*** Given records ***

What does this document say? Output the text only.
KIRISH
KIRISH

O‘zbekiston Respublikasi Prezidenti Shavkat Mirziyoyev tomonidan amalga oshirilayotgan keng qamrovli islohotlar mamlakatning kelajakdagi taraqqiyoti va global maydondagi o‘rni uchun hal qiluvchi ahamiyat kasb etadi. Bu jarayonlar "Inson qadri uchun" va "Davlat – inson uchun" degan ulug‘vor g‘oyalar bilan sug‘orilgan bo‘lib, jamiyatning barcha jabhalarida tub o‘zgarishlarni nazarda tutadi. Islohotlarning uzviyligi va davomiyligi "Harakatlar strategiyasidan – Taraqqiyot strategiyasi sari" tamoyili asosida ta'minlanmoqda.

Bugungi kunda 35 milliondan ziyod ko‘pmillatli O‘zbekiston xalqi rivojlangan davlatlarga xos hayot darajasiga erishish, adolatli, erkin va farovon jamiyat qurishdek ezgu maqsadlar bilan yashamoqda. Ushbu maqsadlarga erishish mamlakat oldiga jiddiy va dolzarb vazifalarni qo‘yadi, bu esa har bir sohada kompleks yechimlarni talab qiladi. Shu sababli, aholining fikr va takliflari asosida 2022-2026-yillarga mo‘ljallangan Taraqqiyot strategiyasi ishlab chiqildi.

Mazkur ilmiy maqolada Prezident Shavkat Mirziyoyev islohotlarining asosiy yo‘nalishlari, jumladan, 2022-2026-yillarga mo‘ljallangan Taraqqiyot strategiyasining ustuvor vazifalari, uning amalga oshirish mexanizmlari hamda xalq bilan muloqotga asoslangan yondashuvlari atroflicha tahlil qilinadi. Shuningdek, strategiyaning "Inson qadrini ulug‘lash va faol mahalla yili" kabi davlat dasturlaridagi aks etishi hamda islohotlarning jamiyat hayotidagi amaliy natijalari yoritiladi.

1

***
*** Given records ***

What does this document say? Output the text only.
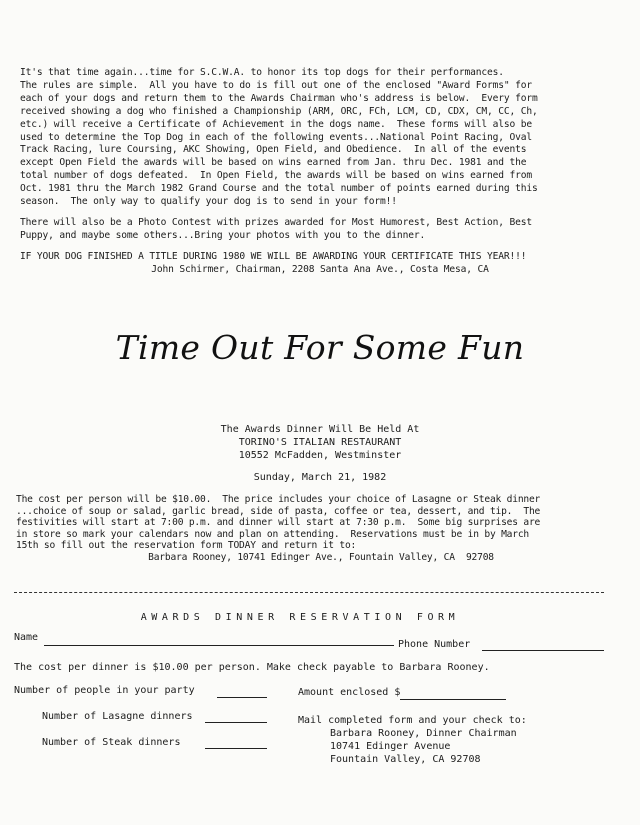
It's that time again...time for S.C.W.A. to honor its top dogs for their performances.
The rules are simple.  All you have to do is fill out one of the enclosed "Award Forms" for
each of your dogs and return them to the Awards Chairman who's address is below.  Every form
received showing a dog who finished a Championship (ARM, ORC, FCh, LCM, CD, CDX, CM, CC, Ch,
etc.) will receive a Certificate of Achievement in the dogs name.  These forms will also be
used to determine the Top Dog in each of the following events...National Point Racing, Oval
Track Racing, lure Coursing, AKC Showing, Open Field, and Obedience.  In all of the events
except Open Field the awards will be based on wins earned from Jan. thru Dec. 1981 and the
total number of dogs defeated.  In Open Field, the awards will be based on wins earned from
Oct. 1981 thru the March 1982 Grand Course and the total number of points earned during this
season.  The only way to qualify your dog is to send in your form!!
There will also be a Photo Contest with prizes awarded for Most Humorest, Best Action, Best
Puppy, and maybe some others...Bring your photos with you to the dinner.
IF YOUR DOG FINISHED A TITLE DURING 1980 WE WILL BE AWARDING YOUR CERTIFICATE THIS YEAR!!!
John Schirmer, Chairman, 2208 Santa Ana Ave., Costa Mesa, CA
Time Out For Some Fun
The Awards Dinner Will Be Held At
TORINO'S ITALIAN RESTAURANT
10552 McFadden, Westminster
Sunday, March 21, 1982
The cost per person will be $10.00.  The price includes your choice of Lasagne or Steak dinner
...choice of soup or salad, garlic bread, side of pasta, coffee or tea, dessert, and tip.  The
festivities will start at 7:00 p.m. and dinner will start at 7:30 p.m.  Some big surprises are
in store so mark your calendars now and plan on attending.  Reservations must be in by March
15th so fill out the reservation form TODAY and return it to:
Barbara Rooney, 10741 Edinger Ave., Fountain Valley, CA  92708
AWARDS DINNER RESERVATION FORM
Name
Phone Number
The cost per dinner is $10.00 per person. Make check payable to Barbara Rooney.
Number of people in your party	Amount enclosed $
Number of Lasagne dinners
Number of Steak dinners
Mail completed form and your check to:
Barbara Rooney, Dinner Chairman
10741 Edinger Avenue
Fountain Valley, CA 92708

***

The task ->
Identify each line containing the string "Field" and copy it out.

Answer below ->
Track Racing, lure Coursing, AKC Showing, Open Field, and Obedience.  In all of the events
except Open Field the awards will be based on wins earned from Jan. thru Dec. 1981 and the
total number of dogs defeated.  In Open Field, the awards will be based on wins earned from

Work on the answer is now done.